(Figure record listings)
========================
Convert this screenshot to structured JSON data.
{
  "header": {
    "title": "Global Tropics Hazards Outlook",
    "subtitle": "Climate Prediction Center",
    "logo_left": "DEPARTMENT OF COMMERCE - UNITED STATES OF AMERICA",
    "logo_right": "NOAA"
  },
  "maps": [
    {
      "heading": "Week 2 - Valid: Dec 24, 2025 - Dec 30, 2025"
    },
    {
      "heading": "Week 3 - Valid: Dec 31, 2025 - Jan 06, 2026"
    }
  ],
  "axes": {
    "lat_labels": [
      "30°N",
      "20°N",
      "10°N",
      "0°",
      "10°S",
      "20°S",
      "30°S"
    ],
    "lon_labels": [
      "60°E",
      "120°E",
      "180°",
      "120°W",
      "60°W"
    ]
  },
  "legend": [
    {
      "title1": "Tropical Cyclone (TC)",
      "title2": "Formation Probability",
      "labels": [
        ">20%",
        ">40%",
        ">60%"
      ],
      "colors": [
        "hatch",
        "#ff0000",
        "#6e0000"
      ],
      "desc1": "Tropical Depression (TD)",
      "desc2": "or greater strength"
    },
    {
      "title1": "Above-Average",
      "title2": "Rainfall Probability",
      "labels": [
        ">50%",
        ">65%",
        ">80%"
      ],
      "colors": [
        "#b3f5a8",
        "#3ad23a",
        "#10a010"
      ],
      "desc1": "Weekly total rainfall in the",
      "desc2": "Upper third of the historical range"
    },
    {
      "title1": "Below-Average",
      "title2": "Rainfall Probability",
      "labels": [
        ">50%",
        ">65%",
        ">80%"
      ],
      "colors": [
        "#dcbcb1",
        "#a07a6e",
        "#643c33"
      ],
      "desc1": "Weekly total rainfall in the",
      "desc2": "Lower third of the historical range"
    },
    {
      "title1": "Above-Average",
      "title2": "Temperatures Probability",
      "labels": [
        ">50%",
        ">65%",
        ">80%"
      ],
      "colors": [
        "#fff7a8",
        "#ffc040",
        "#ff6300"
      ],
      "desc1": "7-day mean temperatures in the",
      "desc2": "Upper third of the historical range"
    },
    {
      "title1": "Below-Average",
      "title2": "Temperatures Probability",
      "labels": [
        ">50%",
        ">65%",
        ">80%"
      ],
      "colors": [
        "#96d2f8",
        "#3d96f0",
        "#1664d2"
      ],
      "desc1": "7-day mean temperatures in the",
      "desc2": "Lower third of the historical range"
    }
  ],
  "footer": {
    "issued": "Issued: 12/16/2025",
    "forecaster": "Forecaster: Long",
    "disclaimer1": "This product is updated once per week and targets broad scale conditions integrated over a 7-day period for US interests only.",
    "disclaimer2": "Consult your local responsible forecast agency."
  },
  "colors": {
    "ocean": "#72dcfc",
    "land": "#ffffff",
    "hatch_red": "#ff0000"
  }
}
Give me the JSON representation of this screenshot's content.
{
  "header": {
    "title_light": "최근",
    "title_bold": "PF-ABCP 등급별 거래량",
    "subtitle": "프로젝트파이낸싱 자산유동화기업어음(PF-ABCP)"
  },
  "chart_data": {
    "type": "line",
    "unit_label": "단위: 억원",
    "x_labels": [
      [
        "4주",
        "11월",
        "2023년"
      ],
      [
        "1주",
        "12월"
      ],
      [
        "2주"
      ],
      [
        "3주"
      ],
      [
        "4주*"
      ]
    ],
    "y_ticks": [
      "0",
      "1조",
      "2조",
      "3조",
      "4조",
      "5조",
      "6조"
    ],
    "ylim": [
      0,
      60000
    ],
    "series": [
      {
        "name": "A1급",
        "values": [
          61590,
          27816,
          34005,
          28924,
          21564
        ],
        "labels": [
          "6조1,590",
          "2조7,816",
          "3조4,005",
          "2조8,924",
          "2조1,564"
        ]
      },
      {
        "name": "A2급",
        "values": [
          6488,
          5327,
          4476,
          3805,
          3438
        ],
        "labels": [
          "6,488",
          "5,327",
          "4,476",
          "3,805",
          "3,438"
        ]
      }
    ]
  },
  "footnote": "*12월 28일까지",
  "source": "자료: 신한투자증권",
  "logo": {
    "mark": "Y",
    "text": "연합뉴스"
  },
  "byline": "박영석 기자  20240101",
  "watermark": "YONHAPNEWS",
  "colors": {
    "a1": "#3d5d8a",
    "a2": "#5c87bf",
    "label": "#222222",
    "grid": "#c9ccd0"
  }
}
========================
* STATED TASK: Return all of the data word for word.

* EXPECTED OUTPUT:
Convert this screenshot to structured JSON data.
{
  "header": {
    "title": "Global Tropics Hazards Outlook",
    "subtitle": "Climate Prediction Center",
    "logo_left": "DEPARTMENT OF COMMERCE - UNITED STATES OF AMERICA",
    "logo_right": "NOAA"
  },
  "maps": [
    {
      "heading": "Week 2 - Valid: Dec 24, 2025 - Dec 30, 2025"
    },
    {
      "heading": "Week 3 - Valid: Dec 31, 2025 - Jan 06, 2026"
    }
  ],
  "axes": {
    "lat_labels": [
      "30°N",
      "20°N",
      "10°N",
      "0°",
      "10°S",
      "20°S",
      "30°S"
    ],
    "lon_labels": [
      "60°E",
      "120°E",
      "180°",
      "120°W",
      "60°W"
    ]
  },
  "legend": [
    {
      "title1": "Tropical Cyclone (TC)",
      "title2": "Formation Probability",
      "labels": [
        ">20%",
        ">40%",
        ">60%"
      ],
      "colors": [
        "hatch",
        "#ff0000",
        "#6e0000"
      ],
      "desc1": "Tropical Depression (TD)",
      "desc2": "or greater strength"
    },
    {
      "title1": "Above-Average",
      "title2": "Rainfall Probability",
      "labels": [
        ">50%",
        ">65%",
        ">80%"
      ],
      "colors": [
        "#b3f5a8",
        "#3ad23a",
        "#10a010"
      ],
      "desc1": "Weekly total rainfall in the",
      "desc2": "Upper third of the historical range"
    },
    {
      "title1": "Below-Average",
      "title2": "Rainfall Probability",
      "labels": [
        ">50%",
        ">65%",
        ">80%"
      ],
      "colors": [
        "#dcbcb1",
        "#a07a6e",
        "#643c33"
      ],
      "desc1": "Weekly total rainfall in the",
      "desc2": "Lower third of the historical range"
    },
    {
      "title1": "Above-Average",
      "title2": "Temperatures Probability",
      "labels": [
        ">50%",
        ">65%",
        ">80%"
      ],
      "colors": [
        "#fff7a8",
        "#ffc040",
        "#ff6300"
      ],
      "desc1": "7-day mean temperatures in the",
      "desc2": "Upper third of the historical range"
    },
    {
      "title1": "Below-Average",
      "title2": "Temperatures Probability",
      "labels": [
        ">50%",
        ">65%",
        ">80%"
      ],
      "colors": [
        "#96d2f8",
        "#3d96f0",
        "#1664d2"
      ],
      "desc1": "7-day mean temperatures in the",
      "desc2": "Lower third of the historical range"
    }
  ],
  "footer": {
    "issued": "Issued: 12/16/2025",
    "forecaster": "Forecaster: Long",
    "disclaimer1": "This product is updated once per week and targets broad scale conditions integrated over a 7-day period for US interests only.",
    "disclaimer2": "Consult your local responsible forecast agency."
  },
  "colors": {
    "ocean": "#72dcfc",
    "land": "#ffffff",
    "hatch_red": "#ff0000"
  }
}
Give me the JSON representation of this screenshot's content.
{
  "header": {
    "title_light": "최근",
    "title_bold": "PF-ABCP 등급별 거래량",
    "subtitle": "프로젝트파이낸싱 자산유동화기업어음(PF-ABCP)"
  },
  "chart_data": {
    "type": "line",
    "unit_label": "단위: 억원",
    "x_labels": [
      [
        "4주",
        "11월",
        "2023년"
      ],
      [
        "1주",
        "12월"
      ],
      [
        "2주"
      ],
      [
        "3주"
      ],
      [
        "4주*"
      ]
    ],
    "y_ticks": [
      "0",
      "1조",
      "2조",
      "3조",
      "4조",
      "5조",
      "6조"
    ],
    "ylim": [
      0,
      60000
    ],
    "series": [
      {
        "name": "A1급",
        "values": [
          61590,
          27816,
          34005,
          28924,
          21564
        ],
        "labels": [
          "6조1,590",
          "2조7,816",
          "3조4,005",
          "2조8,924",
          "2조1,564"
        ]
      },
      {
        "name": "A2급",
        "values": [
          6488,
          5327,
          4476,
          3805,
          3438
        ],
        "labels": [
          "6,488",
          "5,327",
          "4,476",
          "3,805",
          "3,438"
        ]
      }
    ]
  },
  "footnote": "*12월 28일까지",
  "source": "자료: 신한투자증권",
  "logo": {
    "mark": "Y",
    "text": "연합뉴스"
  },
  "byline": "박영석 기자  20240101",
  "watermark": "YONHAPNEWS",
  "colors": {
    "a1": "#3d5d8a",
    "a2": "#5c87bf",
    "label": "#222222",
    "grid": "#c9ccd0"
  }
}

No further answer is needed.